- **Given records**
----------
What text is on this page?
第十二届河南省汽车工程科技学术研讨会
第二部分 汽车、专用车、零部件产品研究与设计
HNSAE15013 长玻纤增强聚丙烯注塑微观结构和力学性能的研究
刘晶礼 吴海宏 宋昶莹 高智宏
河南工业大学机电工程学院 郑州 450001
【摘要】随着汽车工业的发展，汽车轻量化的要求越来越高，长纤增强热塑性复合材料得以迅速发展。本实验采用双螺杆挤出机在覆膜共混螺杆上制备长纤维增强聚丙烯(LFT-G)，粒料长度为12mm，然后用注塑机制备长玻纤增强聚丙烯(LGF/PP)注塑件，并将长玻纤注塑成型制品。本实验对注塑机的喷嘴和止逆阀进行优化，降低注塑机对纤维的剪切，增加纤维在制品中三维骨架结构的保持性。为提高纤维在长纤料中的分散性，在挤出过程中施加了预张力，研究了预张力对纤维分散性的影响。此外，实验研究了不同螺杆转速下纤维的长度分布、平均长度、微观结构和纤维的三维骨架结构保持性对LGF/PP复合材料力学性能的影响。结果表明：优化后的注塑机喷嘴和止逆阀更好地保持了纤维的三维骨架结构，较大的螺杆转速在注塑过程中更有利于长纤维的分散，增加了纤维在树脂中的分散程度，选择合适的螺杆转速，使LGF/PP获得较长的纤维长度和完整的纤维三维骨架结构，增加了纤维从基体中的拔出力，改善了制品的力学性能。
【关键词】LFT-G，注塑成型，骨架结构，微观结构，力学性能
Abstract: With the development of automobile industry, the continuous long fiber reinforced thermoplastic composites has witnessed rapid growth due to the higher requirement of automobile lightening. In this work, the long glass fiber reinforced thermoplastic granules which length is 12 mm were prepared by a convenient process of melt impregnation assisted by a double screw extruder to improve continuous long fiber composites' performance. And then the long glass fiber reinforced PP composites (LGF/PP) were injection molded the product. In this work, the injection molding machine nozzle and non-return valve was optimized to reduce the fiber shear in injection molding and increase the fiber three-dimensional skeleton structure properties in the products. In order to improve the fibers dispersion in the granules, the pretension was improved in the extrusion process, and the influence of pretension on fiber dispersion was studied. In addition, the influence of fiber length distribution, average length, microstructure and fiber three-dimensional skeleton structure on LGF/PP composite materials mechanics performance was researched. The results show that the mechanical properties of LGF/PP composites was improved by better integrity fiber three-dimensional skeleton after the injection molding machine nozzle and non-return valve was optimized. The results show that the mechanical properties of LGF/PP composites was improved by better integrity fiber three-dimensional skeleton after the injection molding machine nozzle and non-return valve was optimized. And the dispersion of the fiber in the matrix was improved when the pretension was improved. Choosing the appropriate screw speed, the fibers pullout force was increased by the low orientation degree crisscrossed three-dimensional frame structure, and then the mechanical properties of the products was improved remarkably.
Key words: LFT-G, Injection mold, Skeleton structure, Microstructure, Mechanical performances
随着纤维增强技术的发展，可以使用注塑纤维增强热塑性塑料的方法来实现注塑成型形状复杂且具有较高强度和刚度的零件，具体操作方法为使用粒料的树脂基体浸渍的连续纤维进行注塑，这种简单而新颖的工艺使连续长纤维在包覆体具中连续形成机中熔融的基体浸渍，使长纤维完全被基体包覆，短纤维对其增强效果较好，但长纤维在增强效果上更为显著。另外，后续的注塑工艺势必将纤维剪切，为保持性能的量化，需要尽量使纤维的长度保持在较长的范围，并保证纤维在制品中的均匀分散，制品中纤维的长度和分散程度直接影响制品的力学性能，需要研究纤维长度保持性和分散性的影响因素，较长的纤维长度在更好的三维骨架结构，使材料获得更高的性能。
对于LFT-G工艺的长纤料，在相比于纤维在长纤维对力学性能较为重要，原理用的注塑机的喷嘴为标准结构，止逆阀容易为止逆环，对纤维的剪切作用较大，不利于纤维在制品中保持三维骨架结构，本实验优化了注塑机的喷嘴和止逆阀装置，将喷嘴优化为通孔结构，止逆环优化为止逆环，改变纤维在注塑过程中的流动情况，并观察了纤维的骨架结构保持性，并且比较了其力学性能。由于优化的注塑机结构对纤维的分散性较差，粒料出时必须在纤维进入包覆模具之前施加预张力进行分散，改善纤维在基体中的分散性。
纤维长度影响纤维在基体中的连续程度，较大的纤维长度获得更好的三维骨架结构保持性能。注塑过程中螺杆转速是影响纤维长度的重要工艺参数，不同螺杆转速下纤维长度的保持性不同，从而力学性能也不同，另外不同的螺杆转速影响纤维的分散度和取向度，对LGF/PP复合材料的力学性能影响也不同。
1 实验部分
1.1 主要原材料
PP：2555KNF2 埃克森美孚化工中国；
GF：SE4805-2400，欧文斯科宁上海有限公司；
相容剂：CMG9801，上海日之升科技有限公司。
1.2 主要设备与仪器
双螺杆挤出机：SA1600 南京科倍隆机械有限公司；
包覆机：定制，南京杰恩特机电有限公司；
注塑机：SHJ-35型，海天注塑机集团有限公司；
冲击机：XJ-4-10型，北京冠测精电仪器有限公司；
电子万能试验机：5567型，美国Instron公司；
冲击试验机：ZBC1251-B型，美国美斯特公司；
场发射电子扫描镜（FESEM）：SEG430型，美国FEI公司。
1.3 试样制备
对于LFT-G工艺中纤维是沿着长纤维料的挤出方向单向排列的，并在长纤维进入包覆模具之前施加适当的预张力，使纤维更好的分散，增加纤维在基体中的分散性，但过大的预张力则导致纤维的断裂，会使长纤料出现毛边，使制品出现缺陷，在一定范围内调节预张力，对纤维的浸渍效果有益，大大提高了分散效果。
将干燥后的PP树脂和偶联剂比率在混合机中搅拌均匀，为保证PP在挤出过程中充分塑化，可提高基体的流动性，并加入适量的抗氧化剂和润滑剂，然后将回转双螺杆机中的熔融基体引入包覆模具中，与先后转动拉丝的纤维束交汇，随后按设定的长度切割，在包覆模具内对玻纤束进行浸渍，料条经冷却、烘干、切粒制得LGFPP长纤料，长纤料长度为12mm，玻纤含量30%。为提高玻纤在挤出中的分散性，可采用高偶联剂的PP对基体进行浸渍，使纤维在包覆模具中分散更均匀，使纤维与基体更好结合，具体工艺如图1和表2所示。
----------
All of the entries must be quoted exactly; please include each one.

- **The reply**
What text is on this page?
第十二届河南省汽车工程科技学术研讨会
第二部分 汽车、专用车、零部件产品研究与设计
HNSAE15013 长玻纤增强聚丙烯注塑微观结构和力学性能的研究
刘晶礼 吴海宏 宋昶莹 高智宏
河南工业大学机电工程学院 郑州 450001
【摘要】随着汽车工业的发展，汽车轻量化的要求越来越高，长纤增强热塑性复合材料得以迅速发展。本实验采用双螺杆挤出机在覆膜共混螺杆上制备长纤维增强聚丙烯(LFT-G)，粒料长度为12mm，然后用注塑机制备长玻纤增强聚丙烯(LGF/PP)注塑件，并将长玻纤注塑成型制品。本实验对注塑机的喷嘴和止逆阀进行优化，降低注塑机对纤维的剪切，增加纤维在制品中三维骨架结构的保持性。为提高纤维在长纤料中的分散性，在挤出过程中施加了预张力，研究了预张力对纤维分散性的影响。此外，实验研究了不同螺杆转速下纤维的长度分布、平均长度、微观结构和纤维的三维骨架结构保持性对LGF/PP复合材料力学性能的影响。结果表明：优化后的注塑机喷嘴和止逆阀更好地保持了纤维的三维骨架结构，较大的螺杆转速在注塑过程中更有利于长纤维的分散，增加了纤维在树脂中的分散程度，选择合适的螺杆转速，使LGF/PP获得较长的纤维长度和完整的纤维三维骨架结构，增加了纤维从基体中的拔出力，改善了制品的力学性能。
【关键词】LFT-G，注塑成型，骨架结构，微观结构，力学性能
Abstract: With the development of automobile industry, the continuous long fiber reinforced thermoplastic composites has witnessed rapid growth due to the higher requirement of automobile lightening. In this work, the long glass fiber reinforced thermoplastic granules which length is 12 mm were prepared by a convenient process of melt impregnation assisted by a double screw extruder to improve continuous long fiber composites' performance. And then the long glass fiber reinforced PP composites (LGF/PP) were injection molded the product. In this work, the injection molding machine nozzle and non-return valve was optimized to reduce the fiber shear in injection molding and increase the fiber three-dimensional skeleton structure properties in the products. In order to improve the fibers dispersion in the granules, the pretension was improved in the extrusion process, and the influence of pretension on fiber dispersion was studied. In addition, the influence of fiber length distribution, average length, microstructure and fiber three-dimensional skeleton structure on LGF/PP composite materials mechanics performance was researched. The results show that the mechanical properties of LGF/PP composites was improved by better integrity fiber three-dimensional skeleton after the injection molding machine nozzle and non-return valve was optimized. The results show that the mechanical properties of LGF/PP composites was improved by better integrity fiber three-dimensional skeleton after the injection molding machine nozzle and non-return valve was optimized. And the dispersion of the fiber in the matrix was improved when the pretension was improved. Choosing the appropriate screw speed, the fibers pullout force was increased by the low orientation degree crisscrossed three-dimensional frame structure, and then the mechanical properties of the products was improved remarkably.
Key words: LFT-G, Injection mold, Skeleton structure, Microstructure, Mechanical performances
随着纤维增强技术的发展，可以使用注塑纤维增强热塑性塑料的方法来实现注塑成型形状复杂且具有较高强度和刚度的零件，具体操作方法为使用粒料的树脂基体浸渍的连续纤维进行注塑，这种简单而新颖的工艺使连续长纤维在包覆体具中连续形成机中熔融的基体浸渍，使长纤维完全被基体包覆，短纤维对其增强效果较好，但长纤维在增强效果上更为显著。另外，后续的注塑工艺势必将纤维剪切，为保持性能的量化，需要尽量使纤维的长度保持在较长的范围，并保证纤维在制品中的均匀分散，制品中纤维的长度和分散程度直接影响制品的力学性能，需要研究纤维长度保持性和分散性的影响因素，较长的纤维长度在更好的三维骨架结构，使材料获得更高的性能。
对于LFT-G工艺的长纤料，在相比于纤维在长纤维对力学性能较为重要，原理用的注塑机的喷嘴为标准结构，止逆阀容易为止逆环，对纤维的剪切作用较大，不利于纤维在制品中保持三维骨架结构，本实验优化了注塑机的喷嘴和止逆阀装置，将喷嘴优化为通孔结构，止逆环优化为止逆环，改变纤维在注塑过程中的流动情况，并观察了纤维的骨架结构保持性，并且比较了其力学性能。由于优化的注塑机结构对纤维的分散性较差，粒料出时必须在纤维进入包覆模具之前施加预张力进行分散，改善纤维在基体中的分散性。
纤维长度影响纤维在基体中的连续程度，较大的纤维长度获得更好的三维骨架结构保持性能。注塑过程中螺杆转速是影响纤维长度的重要工艺参数，不同螺杆转速下纤维长度的保持性不同，从而力学性能也不同，另外不同的螺杆转速影响纤维的分散度和取向度，对LGF/PP复合材料的力学性能影响也不同。
1 实验部分
1.1 主要原材料
PP：2555KNF2 埃克森美孚化工中国；
GF：SE4805-2400，欧文斯科宁上海有限公司；
相容剂：CMG9801，上海日之升科技有限公司。
1.2 主要设备与仪器
双螺杆挤出机：SA1600 南京科倍隆机械有限公司；
包覆机：定制，南京杰恩特机电有限公司；
注塑机：SHJ-35型，海天注塑机集团有限公司；
冲击机：XJ-4-10型，北京冠测精电仪器有限公司；
电子万能试验机：5567型，美国Instron公司；
冲击试验机：ZBC1251-B型，美国美斯特公司；
场发射电子扫描镜（FESEM）：SEG430型，美国FEI公司。
1.3 试样制备
对于LFT-G工艺中纤维是沿着长纤维料的挤出方向单向排列的，并在长纤维进入包覆模具之前施加适当的预张力，使纤维更好的分散，增加纤维在基体中的分散性，但过大的预张力则导致纤维的断裂，会使长纤料出现毛边，使制品出现缺陷，在一定范围内调节预张力，对纤维的浸渍效果有益，大大提高了分散效果。
将干燥后的PP树脂和偶联剂比率在混合机中搅拌均匀，为保证PP在挤出过程中充分塑化，可提高基体的流动性，并加入适量的抗氧化剂和润滑剂，然后将回转双螺杆机中的熔融基体引入包覆模具中，与先后转动拉丝的纤维束交汇，随后按设定的长度切割，在包覆模具内对玻纤束进行浸渍，料条经冷却、烘干、切粒制得LGFPP长纤料，长纤料长度为12mm，玻纤含量30%。为提高玻纤在挤出中的分散性，可采用高偶联剂的PP对基体进行浸渍，使纤维在包覆模具中分散更均匀，使纤维与基体更好结合，具体工艺如图1和表2所示。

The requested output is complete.